To be done: From the listing below, pull each line that includes "high".

Task data:

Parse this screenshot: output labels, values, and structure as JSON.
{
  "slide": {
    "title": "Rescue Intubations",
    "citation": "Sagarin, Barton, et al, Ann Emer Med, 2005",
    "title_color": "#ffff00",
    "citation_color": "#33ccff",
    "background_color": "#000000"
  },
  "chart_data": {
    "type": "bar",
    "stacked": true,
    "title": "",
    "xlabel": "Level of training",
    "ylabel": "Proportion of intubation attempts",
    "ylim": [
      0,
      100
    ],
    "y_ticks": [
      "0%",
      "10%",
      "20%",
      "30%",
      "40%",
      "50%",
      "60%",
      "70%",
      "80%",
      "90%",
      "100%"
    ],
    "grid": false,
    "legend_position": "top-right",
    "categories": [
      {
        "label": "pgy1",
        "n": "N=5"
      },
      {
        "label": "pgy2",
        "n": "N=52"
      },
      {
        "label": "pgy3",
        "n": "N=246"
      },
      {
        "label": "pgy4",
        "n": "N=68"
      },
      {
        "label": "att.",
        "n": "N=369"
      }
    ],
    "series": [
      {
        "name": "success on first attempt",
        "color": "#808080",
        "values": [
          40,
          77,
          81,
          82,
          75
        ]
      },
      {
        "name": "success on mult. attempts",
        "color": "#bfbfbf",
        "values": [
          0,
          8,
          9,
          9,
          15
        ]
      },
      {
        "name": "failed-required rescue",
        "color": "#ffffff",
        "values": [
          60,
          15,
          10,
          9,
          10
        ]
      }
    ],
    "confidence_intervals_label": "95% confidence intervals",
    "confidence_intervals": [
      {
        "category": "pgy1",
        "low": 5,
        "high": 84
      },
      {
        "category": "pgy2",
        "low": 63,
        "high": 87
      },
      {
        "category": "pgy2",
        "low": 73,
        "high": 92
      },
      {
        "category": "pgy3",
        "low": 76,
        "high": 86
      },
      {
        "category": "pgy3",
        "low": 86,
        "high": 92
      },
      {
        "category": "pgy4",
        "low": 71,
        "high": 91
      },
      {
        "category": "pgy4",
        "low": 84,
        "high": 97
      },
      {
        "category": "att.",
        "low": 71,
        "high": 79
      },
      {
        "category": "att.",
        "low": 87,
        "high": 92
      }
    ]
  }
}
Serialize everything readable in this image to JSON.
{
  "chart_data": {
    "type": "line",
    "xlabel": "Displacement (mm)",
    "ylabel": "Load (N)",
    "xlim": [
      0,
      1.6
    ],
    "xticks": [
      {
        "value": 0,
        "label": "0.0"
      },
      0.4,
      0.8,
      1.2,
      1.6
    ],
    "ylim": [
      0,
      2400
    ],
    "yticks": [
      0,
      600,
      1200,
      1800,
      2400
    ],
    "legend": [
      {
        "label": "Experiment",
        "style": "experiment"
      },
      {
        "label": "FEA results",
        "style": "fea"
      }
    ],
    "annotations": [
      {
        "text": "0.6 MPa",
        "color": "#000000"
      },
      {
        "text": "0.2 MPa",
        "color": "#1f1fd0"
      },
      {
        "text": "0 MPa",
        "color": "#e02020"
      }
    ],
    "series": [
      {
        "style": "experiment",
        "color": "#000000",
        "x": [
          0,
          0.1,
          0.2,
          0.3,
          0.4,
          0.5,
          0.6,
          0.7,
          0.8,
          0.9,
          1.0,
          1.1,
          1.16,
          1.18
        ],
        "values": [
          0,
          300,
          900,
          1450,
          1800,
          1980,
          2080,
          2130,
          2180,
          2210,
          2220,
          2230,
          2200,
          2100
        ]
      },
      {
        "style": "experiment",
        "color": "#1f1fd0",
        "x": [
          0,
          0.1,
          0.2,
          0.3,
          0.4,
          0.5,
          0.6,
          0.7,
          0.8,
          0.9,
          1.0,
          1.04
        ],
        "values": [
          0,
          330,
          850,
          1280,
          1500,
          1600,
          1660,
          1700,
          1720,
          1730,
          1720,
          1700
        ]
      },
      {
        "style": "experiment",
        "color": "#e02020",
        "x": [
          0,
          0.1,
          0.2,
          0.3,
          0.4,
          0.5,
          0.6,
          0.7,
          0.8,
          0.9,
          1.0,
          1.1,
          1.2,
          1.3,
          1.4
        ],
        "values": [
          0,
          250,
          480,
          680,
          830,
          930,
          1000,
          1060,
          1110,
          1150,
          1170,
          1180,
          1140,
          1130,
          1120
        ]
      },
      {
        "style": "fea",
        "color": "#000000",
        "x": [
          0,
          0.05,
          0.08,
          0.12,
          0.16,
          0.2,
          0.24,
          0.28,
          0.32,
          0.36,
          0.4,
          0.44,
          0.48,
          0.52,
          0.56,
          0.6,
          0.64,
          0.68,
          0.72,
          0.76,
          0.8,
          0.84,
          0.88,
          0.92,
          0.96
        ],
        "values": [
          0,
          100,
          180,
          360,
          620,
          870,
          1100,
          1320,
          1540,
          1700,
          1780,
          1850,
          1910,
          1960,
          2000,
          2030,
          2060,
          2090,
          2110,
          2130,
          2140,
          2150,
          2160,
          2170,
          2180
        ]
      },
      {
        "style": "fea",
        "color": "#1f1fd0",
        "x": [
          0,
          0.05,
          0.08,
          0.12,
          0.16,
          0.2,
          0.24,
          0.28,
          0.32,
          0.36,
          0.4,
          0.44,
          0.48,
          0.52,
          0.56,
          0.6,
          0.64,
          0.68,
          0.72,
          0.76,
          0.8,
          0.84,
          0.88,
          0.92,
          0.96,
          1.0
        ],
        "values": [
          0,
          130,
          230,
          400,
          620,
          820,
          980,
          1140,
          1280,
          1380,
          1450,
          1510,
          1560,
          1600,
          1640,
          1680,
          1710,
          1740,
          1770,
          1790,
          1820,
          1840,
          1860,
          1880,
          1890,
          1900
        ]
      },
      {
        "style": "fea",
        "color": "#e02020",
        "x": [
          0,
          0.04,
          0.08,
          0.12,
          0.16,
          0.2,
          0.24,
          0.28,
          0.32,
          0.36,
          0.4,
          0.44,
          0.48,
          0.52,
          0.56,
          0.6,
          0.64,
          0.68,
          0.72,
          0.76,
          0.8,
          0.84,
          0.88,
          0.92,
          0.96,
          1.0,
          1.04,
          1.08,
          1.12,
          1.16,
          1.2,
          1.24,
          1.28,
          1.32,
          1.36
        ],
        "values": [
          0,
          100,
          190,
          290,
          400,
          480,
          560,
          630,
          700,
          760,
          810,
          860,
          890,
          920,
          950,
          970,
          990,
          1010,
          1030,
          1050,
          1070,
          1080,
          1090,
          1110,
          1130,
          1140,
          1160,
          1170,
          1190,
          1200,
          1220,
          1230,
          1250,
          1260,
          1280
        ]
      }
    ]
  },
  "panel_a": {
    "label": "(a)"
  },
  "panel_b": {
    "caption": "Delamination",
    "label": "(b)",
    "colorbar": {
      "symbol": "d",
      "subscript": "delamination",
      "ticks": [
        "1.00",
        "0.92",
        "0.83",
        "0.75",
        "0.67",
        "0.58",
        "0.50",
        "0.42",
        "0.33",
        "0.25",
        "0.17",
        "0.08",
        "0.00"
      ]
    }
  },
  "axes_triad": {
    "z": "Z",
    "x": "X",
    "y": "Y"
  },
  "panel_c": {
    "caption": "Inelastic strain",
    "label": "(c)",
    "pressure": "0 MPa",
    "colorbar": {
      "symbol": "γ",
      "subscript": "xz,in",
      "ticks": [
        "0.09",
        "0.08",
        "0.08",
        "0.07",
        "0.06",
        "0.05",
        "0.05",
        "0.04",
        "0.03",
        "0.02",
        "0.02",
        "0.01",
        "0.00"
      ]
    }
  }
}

Solution for this problem:
        "high": 84
        "high": 87
        "high": 92
        "high": 86
        "high": 92
        "high": 91
        "high": 97
        "high": 79
        "high": 92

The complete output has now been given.